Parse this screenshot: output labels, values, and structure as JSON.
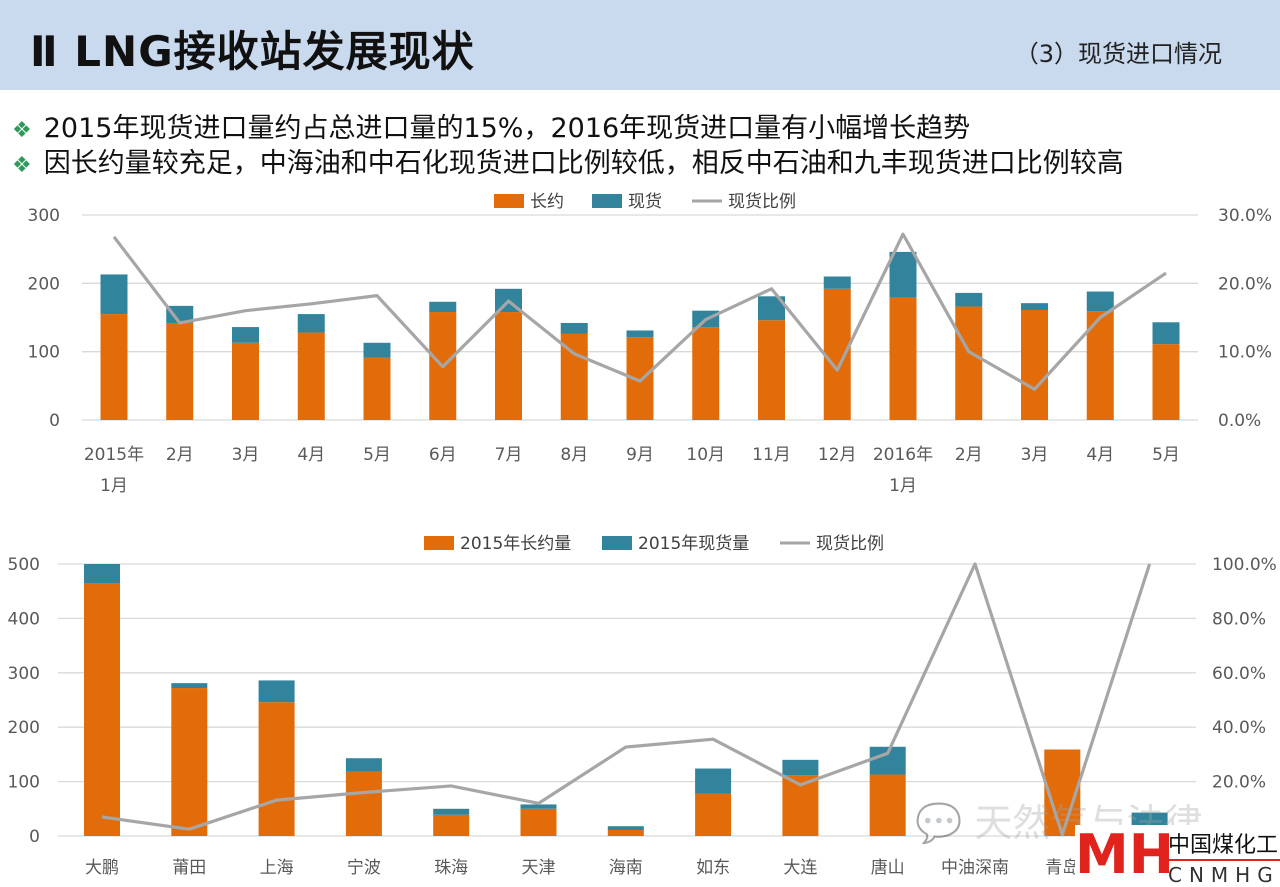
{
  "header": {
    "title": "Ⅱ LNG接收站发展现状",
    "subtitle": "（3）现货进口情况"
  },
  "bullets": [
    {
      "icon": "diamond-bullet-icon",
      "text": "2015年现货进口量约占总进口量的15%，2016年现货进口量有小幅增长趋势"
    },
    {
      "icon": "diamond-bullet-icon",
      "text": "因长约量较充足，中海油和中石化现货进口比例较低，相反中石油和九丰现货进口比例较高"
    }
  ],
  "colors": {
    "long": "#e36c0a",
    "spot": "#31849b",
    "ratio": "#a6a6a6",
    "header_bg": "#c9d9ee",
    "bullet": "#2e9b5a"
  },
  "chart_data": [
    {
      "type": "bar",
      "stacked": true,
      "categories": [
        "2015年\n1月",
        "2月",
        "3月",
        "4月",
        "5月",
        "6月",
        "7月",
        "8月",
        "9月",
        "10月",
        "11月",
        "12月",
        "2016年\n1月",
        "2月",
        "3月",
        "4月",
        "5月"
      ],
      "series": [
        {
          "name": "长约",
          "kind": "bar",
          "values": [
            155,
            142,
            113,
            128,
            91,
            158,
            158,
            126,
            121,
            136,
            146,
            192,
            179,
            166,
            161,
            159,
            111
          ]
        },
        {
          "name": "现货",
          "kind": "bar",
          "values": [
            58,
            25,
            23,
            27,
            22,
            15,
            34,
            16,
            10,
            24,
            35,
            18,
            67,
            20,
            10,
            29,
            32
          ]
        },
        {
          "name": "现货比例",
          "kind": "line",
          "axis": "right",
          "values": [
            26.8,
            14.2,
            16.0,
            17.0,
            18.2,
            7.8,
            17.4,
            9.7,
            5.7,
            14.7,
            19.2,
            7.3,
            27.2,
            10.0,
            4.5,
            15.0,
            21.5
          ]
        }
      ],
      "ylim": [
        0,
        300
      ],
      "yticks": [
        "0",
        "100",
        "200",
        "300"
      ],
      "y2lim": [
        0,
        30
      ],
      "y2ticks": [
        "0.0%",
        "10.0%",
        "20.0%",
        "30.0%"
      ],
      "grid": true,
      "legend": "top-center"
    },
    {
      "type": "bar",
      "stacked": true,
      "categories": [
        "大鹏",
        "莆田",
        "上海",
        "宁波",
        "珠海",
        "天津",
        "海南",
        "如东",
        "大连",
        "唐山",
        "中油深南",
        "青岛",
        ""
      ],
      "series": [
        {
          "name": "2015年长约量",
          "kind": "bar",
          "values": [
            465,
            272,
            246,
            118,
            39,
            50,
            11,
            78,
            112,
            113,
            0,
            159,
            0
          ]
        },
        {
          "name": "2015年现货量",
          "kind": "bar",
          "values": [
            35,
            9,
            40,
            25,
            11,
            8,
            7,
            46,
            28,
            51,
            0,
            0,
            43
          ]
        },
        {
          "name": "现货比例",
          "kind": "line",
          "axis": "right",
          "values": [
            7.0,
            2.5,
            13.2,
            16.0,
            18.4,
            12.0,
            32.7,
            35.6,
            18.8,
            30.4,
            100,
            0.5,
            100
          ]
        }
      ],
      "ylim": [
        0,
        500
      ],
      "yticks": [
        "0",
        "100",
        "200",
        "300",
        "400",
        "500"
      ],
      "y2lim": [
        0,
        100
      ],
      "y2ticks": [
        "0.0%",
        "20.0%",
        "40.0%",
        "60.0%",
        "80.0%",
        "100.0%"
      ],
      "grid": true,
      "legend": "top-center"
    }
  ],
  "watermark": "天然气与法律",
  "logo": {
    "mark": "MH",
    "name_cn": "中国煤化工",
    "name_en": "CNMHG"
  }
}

· · · · ·

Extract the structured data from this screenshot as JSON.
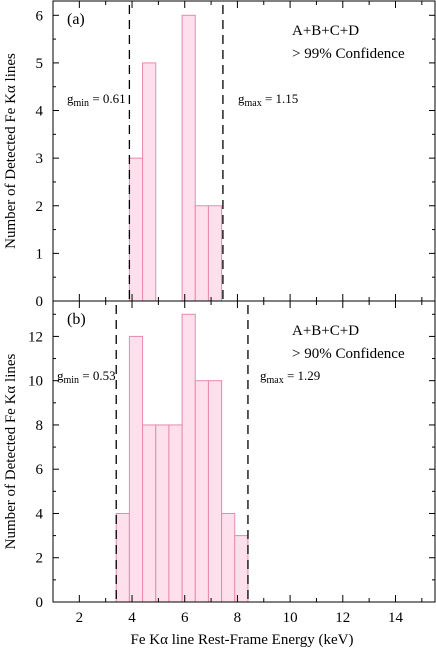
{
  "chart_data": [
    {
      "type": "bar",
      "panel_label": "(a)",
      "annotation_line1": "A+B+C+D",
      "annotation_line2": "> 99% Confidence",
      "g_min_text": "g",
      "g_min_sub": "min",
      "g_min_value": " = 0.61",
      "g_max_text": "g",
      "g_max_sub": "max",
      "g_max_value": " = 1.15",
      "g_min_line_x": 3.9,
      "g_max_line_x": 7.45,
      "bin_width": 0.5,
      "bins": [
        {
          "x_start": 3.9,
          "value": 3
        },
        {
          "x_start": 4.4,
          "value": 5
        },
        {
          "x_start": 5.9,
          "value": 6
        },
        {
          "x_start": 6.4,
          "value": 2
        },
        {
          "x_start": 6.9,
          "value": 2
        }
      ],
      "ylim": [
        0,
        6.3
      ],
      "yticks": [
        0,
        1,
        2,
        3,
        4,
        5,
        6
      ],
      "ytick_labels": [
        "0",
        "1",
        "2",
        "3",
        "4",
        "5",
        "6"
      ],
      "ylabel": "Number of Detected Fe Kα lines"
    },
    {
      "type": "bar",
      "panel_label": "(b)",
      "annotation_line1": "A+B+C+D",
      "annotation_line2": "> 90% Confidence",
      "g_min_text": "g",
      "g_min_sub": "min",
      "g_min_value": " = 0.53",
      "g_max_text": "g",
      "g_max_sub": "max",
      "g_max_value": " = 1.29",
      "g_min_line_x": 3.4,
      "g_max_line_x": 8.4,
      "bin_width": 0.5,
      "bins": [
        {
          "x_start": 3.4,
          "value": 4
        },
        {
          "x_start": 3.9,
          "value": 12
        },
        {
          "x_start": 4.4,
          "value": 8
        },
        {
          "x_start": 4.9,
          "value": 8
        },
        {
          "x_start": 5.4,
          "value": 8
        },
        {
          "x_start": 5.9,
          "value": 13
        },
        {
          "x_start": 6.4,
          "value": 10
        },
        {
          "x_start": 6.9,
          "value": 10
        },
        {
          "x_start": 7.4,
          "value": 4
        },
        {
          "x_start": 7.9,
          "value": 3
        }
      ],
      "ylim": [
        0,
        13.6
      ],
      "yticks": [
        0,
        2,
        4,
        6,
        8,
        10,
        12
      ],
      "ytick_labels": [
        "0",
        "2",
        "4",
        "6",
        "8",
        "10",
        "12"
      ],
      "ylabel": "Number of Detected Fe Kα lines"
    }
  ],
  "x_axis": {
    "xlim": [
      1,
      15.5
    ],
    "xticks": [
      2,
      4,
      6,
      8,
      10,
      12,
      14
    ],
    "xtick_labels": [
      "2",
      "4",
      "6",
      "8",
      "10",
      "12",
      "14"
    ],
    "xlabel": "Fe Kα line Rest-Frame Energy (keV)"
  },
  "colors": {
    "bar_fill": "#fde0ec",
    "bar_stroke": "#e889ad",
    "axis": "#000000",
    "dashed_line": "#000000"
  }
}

· · · · ·

What is being asked
Using the entries above, return each line that includes the word "Confidence".

Problem solution
      "annotation_line2": "> 99% Confidence",
      "annotation_line2": "> 90% Confidence",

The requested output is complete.